── RECORD LIST ──

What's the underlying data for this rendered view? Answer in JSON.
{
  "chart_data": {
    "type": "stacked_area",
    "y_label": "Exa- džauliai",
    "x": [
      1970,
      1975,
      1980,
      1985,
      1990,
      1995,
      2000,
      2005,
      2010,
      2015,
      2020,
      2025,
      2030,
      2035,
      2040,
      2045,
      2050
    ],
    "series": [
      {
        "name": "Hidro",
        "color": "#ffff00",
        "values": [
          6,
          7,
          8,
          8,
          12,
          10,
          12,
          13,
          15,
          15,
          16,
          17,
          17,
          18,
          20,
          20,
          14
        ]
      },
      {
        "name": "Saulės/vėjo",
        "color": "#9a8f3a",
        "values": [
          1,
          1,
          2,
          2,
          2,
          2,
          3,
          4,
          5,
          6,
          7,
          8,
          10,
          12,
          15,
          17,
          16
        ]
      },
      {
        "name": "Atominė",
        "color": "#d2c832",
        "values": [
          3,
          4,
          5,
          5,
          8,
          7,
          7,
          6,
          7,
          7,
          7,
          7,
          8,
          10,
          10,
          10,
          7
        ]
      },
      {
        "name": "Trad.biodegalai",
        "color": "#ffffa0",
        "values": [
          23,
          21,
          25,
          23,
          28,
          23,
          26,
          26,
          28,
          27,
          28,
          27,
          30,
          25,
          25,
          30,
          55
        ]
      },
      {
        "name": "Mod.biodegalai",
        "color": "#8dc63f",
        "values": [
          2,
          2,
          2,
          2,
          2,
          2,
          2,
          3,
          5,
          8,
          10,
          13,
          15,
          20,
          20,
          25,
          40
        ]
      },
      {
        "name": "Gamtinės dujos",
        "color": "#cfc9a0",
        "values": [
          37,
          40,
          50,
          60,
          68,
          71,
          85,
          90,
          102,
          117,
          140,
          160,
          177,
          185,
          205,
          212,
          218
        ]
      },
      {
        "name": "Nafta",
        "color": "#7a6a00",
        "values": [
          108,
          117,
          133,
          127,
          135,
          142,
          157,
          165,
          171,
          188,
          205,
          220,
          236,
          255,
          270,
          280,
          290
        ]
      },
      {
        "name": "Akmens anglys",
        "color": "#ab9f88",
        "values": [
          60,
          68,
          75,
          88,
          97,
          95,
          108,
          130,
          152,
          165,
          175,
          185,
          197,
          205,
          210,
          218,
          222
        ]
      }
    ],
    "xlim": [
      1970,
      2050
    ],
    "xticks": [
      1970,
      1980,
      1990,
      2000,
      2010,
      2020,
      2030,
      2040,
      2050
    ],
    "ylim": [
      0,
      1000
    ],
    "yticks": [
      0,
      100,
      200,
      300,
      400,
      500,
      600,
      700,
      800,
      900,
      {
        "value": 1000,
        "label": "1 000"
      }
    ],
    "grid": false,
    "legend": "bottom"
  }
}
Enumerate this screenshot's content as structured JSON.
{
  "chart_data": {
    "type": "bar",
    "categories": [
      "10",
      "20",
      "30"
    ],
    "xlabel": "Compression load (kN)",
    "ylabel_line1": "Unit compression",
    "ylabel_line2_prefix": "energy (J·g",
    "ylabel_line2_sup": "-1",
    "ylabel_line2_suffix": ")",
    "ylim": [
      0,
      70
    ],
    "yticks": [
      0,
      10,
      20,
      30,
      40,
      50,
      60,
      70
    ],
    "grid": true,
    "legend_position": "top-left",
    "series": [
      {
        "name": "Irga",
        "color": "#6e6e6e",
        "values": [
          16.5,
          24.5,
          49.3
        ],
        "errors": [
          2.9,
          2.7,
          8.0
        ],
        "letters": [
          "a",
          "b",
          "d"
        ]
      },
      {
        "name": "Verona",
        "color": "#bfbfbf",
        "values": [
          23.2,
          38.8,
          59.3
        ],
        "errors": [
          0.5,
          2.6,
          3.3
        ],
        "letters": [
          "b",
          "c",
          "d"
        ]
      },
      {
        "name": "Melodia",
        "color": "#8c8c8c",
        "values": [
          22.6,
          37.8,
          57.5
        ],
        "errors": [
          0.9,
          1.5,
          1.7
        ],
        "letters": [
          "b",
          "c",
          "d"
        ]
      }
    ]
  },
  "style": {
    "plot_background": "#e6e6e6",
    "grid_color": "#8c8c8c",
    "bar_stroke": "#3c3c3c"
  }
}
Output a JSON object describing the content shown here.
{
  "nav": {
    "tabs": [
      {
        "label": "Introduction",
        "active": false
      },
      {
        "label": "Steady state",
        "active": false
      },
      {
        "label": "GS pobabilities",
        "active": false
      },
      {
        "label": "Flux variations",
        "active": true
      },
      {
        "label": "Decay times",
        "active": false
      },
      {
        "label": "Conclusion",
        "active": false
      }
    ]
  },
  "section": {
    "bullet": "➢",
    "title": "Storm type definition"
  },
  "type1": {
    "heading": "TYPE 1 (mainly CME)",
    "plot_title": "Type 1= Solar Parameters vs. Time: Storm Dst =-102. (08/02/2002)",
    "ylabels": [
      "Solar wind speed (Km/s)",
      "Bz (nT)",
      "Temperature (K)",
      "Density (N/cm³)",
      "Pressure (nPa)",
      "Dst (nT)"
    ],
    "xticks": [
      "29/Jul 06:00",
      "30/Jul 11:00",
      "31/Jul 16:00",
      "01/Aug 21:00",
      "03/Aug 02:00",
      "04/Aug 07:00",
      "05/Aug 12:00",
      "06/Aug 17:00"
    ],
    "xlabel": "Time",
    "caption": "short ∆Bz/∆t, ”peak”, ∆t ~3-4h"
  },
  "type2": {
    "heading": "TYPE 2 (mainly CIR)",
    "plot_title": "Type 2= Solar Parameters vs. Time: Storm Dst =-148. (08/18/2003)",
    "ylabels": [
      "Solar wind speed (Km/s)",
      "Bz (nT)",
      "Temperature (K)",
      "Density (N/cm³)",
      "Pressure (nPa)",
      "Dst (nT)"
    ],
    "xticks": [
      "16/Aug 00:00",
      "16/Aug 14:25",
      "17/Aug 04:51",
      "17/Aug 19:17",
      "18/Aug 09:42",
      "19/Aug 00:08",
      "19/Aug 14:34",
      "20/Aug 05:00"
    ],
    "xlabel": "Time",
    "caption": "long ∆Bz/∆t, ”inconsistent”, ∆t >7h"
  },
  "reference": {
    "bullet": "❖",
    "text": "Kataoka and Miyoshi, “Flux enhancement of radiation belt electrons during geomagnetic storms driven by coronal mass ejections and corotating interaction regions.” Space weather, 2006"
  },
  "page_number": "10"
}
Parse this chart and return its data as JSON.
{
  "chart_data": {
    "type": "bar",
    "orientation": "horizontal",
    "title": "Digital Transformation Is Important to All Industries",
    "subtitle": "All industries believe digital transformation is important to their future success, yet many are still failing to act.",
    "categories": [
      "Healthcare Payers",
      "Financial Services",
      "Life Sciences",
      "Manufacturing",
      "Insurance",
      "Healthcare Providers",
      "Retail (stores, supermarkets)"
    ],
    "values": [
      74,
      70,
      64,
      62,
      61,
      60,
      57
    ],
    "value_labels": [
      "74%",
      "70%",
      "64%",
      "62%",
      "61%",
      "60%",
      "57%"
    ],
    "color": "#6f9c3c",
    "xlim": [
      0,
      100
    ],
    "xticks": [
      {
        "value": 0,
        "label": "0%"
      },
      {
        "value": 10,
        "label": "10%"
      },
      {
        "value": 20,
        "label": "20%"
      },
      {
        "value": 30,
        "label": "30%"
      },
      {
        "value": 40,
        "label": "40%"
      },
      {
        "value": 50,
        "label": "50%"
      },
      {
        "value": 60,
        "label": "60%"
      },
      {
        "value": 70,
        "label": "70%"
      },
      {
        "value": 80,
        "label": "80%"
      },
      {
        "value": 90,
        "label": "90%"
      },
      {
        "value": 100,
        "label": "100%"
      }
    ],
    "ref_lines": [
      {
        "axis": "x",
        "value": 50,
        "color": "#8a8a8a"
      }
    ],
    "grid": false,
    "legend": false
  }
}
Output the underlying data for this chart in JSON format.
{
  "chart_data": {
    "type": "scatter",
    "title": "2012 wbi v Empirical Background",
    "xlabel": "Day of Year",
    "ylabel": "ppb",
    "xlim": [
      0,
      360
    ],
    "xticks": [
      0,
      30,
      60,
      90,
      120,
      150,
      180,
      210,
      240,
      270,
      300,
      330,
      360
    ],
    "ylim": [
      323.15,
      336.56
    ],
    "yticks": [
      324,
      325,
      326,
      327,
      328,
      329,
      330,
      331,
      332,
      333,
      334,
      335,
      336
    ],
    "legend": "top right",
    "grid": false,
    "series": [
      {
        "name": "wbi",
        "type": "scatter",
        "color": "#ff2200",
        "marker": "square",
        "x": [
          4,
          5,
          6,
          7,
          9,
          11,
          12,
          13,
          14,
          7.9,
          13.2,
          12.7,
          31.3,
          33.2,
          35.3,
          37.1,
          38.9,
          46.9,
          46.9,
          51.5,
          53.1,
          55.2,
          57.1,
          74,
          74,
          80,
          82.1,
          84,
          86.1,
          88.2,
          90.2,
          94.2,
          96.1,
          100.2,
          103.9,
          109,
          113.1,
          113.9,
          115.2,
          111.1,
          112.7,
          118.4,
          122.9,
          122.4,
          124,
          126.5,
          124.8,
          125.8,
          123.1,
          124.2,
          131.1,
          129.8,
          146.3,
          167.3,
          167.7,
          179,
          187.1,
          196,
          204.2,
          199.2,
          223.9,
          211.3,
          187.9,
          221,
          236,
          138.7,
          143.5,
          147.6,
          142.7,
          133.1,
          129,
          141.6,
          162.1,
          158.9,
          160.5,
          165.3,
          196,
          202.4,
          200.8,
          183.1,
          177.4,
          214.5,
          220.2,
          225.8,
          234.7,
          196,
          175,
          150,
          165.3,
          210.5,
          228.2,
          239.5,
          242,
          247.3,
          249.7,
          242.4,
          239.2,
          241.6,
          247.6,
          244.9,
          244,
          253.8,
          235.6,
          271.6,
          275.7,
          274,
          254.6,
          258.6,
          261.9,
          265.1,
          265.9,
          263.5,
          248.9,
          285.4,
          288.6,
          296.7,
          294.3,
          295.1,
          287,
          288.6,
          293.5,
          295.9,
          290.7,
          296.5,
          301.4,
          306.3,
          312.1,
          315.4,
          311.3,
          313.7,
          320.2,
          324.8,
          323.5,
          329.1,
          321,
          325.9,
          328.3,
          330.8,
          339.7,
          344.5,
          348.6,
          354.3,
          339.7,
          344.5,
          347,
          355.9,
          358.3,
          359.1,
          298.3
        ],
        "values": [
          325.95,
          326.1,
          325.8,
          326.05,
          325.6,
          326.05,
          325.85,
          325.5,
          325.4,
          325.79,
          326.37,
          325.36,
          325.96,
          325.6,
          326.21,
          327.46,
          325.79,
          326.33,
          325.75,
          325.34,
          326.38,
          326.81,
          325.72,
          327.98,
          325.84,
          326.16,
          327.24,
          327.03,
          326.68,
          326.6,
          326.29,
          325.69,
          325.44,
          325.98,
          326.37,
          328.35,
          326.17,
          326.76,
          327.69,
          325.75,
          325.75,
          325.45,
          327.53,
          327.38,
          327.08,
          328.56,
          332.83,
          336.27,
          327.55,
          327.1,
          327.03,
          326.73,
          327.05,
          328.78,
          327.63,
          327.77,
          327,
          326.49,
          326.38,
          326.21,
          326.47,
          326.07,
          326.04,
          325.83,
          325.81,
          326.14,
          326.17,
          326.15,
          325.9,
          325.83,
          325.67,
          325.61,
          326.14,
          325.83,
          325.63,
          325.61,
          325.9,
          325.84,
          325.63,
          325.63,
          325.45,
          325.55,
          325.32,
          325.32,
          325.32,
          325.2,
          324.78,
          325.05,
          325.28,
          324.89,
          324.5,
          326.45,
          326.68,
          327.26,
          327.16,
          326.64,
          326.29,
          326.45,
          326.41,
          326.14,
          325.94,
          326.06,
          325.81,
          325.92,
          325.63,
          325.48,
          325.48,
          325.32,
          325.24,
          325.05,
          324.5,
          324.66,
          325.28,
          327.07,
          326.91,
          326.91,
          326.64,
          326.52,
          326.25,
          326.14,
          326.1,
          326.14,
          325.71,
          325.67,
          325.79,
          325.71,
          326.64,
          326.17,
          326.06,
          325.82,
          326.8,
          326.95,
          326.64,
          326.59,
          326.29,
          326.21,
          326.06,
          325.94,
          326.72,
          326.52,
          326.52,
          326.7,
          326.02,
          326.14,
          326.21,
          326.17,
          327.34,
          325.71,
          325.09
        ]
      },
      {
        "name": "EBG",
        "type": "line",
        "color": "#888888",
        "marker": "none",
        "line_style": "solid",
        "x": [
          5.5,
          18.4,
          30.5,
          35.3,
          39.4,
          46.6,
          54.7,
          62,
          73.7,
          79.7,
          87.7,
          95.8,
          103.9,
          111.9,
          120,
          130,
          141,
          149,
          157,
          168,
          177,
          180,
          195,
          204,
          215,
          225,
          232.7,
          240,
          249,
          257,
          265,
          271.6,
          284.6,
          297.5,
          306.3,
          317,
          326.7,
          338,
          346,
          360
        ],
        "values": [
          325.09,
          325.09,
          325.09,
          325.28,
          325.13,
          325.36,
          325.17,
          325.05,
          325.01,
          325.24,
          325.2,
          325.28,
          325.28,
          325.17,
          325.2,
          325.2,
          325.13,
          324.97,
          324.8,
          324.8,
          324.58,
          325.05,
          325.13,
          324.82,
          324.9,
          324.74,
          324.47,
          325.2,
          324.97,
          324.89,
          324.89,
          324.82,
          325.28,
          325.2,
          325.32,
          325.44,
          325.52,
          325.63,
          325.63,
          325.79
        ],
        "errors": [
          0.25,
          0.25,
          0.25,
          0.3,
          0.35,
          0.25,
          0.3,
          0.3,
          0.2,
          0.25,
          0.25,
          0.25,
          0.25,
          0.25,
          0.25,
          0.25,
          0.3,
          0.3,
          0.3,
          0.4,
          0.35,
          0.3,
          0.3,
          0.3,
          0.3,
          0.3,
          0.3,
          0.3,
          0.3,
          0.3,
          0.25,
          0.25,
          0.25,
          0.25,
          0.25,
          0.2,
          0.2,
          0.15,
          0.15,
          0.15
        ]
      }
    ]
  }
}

───

» **TASK INSTRUCTIONS**: Find every line in the records that has the string "caption", then state how many there are and nothing else.

» **CORRECT RESULT**: 2